- Provided information
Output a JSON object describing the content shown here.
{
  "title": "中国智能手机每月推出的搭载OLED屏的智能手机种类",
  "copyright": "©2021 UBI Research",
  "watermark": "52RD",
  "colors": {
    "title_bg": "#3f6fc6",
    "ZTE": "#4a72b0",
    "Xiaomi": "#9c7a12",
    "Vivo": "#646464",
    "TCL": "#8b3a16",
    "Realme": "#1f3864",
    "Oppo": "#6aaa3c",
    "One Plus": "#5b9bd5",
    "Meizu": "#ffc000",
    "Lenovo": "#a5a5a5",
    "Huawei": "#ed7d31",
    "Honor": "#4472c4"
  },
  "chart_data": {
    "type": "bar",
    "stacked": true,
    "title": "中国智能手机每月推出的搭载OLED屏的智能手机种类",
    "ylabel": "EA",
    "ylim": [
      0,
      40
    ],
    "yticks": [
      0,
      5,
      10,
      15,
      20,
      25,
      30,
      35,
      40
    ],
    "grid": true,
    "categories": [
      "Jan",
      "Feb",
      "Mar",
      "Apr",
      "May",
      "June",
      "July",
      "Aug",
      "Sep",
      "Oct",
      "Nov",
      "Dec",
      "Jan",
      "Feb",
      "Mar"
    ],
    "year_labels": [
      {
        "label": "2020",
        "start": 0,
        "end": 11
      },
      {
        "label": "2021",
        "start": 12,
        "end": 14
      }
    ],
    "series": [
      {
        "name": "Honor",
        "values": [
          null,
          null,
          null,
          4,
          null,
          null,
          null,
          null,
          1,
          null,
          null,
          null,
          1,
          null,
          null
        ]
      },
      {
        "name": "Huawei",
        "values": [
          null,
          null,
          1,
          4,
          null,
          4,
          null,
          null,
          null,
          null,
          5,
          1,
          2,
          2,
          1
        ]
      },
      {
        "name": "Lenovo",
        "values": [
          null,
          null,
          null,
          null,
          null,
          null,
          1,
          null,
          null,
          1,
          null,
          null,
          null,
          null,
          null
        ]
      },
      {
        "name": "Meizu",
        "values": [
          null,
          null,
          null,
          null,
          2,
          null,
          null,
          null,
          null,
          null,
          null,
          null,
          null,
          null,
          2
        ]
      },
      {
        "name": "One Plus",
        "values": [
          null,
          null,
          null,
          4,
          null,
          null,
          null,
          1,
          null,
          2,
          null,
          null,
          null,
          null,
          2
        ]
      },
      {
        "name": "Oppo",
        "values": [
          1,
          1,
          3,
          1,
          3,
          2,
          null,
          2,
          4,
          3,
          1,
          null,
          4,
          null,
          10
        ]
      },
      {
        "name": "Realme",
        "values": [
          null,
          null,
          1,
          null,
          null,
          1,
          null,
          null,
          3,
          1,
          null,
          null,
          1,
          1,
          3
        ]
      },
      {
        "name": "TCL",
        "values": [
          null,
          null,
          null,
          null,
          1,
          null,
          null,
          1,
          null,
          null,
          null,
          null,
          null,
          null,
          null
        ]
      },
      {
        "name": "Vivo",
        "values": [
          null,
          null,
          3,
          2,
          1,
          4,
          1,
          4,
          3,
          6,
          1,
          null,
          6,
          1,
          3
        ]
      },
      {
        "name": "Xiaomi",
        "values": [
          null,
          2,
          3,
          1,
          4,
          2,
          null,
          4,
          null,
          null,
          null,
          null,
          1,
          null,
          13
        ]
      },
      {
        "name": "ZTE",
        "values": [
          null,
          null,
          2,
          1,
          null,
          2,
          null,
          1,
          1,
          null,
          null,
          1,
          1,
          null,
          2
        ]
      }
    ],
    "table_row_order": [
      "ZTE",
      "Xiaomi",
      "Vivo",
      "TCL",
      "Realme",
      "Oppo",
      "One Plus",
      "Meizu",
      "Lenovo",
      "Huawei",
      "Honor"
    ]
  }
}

- What the task requires
From the entries above, copy out every line where the string "中国智能手机每月推出的搭载OLED屏的智能手机种类" appears.

- Solution
  "title": "中国智能手机每月推出的搭载OLED屏的智能手机种类",
    "title": "中国智能手机每月推出的搭载OLED屏的智能手机种类",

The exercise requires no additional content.